**Task brief**
Reproduce the items verbatim from the line with "UI element localization: list" to the line with "Text: N: N xyxy=(309,167,319,180)", inclusive, omitting the pictures from your answer.

-------- Data section --------

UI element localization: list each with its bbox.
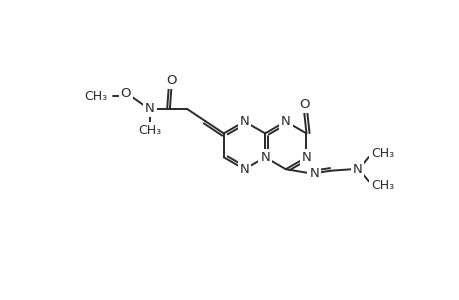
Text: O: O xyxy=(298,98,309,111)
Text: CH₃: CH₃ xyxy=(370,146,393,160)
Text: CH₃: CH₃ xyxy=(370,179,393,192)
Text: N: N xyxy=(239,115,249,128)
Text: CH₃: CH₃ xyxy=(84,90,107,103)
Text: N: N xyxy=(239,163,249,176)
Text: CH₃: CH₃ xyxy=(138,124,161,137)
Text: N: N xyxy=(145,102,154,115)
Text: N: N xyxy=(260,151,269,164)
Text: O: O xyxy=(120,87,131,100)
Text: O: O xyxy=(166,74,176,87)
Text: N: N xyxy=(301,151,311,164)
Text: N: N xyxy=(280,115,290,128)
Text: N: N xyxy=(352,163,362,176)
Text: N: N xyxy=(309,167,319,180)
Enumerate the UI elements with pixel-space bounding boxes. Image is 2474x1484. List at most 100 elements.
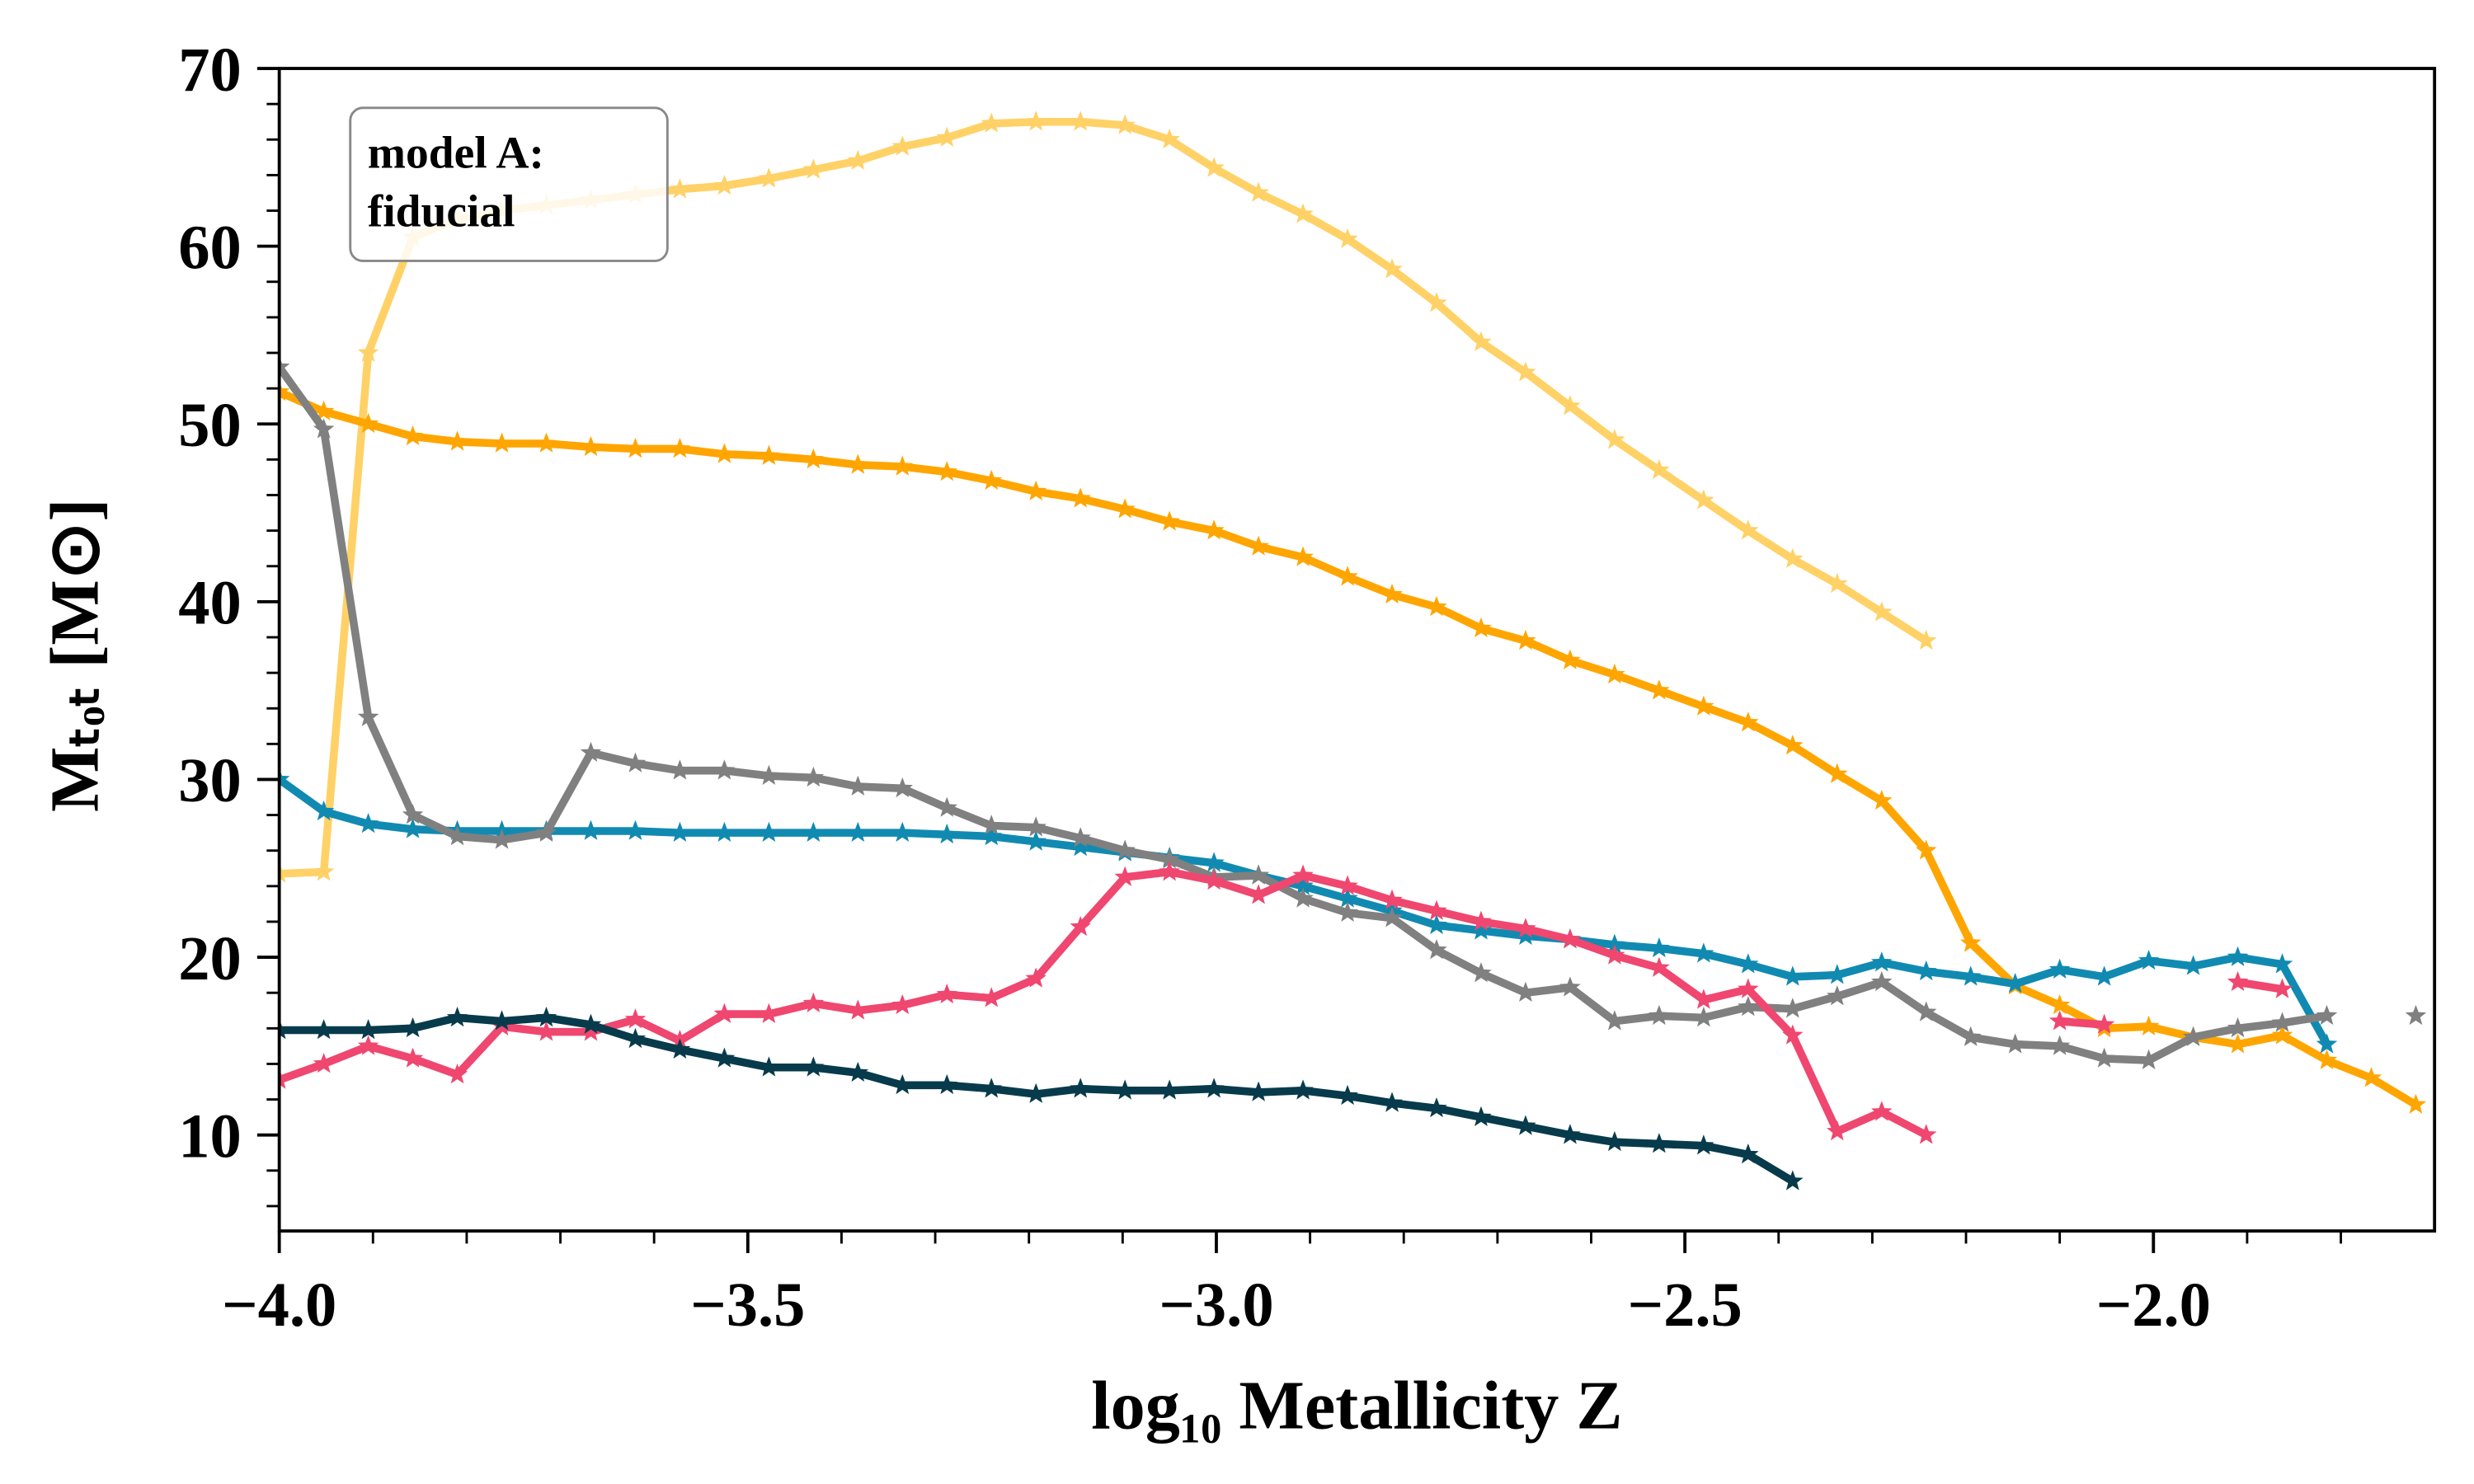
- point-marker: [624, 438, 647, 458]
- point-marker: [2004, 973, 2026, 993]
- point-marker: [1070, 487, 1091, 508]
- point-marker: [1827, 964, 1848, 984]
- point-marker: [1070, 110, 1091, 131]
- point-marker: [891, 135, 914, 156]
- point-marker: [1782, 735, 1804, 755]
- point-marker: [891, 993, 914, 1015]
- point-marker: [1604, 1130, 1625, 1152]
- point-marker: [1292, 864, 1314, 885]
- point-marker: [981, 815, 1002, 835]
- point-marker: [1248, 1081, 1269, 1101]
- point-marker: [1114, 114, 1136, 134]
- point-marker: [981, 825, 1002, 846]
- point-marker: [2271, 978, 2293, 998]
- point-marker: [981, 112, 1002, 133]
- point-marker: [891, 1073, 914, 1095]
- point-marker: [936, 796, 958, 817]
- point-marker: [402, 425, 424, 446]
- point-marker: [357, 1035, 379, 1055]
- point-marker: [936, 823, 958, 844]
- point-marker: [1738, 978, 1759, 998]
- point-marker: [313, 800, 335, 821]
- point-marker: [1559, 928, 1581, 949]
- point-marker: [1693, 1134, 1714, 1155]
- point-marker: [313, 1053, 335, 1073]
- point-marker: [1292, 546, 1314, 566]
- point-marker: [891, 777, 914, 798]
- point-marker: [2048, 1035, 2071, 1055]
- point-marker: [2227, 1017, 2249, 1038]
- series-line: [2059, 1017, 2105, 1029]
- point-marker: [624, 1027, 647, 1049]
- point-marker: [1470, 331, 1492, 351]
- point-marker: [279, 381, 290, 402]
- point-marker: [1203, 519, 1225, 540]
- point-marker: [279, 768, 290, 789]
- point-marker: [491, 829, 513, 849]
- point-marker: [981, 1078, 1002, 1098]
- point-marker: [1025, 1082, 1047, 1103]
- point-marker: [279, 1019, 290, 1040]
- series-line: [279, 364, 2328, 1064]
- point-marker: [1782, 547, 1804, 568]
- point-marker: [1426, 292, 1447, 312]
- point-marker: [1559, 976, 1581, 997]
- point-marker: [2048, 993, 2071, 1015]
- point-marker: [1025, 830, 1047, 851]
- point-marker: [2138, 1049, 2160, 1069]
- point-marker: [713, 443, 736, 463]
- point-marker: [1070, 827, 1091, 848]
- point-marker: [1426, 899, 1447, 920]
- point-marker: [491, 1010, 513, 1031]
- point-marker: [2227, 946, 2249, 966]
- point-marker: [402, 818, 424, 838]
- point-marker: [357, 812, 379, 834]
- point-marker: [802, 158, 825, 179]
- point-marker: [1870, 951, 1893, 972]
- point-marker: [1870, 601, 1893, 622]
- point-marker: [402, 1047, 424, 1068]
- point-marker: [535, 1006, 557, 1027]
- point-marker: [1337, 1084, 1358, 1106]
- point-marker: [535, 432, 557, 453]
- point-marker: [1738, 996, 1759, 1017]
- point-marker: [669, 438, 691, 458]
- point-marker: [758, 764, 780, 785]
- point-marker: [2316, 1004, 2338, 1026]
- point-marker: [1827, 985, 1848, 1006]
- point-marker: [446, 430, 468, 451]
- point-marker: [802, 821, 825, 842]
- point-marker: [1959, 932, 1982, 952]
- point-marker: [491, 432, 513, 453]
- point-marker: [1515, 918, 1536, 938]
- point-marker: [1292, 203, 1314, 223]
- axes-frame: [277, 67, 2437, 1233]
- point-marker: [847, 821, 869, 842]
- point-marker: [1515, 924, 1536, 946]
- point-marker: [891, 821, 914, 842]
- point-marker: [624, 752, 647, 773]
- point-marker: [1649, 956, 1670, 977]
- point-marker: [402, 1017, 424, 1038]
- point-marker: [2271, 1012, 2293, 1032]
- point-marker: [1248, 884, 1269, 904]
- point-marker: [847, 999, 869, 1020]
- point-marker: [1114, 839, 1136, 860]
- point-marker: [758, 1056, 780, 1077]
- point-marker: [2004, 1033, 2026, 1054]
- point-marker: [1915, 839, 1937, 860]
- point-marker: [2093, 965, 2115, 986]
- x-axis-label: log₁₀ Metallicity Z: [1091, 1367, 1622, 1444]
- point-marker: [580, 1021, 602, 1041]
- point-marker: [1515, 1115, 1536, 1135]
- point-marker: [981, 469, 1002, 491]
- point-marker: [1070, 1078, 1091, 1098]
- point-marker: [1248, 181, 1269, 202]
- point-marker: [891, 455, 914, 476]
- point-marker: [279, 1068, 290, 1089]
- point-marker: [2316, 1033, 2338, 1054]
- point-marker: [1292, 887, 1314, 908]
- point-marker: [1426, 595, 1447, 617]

--------
-------- Data section --------

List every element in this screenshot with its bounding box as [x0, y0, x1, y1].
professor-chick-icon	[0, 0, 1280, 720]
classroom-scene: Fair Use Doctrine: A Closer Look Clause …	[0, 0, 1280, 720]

--------

**Correct result**
UI element localization: list each with its bbox.
Text: O: O xyxy=(298,98,309,111)
Text: CH₃: CH₃ xyxy=(370,146,393,160)
Text: CH₃: CH₃ xyxy=(370,179,393,192)
Text: N: N xyxy=(239,115,249,128)
Text: CH₃: CH₃ xyxy=(84,90,107,103)
Text: N: N xyxy=(239,163,249,176)
Text: CH₃: CH₃ xyxy=(138,124,161,137)
Text: N: N xyxy=(145,102,154,115)
Text: N: N xyxy=(260,151,269,164)
Text: O: O xyxy=(120,87,131,100)
Text: O: O xyxy=(166,74,176,87)
Text: N: N xyxy=(301,151,311,164)
Text: N: N xyxy=(280,115,290,128)
Text: N: N xyxy=(352,163,362,176)
Text: N: N xyxy=(309,167,319,180)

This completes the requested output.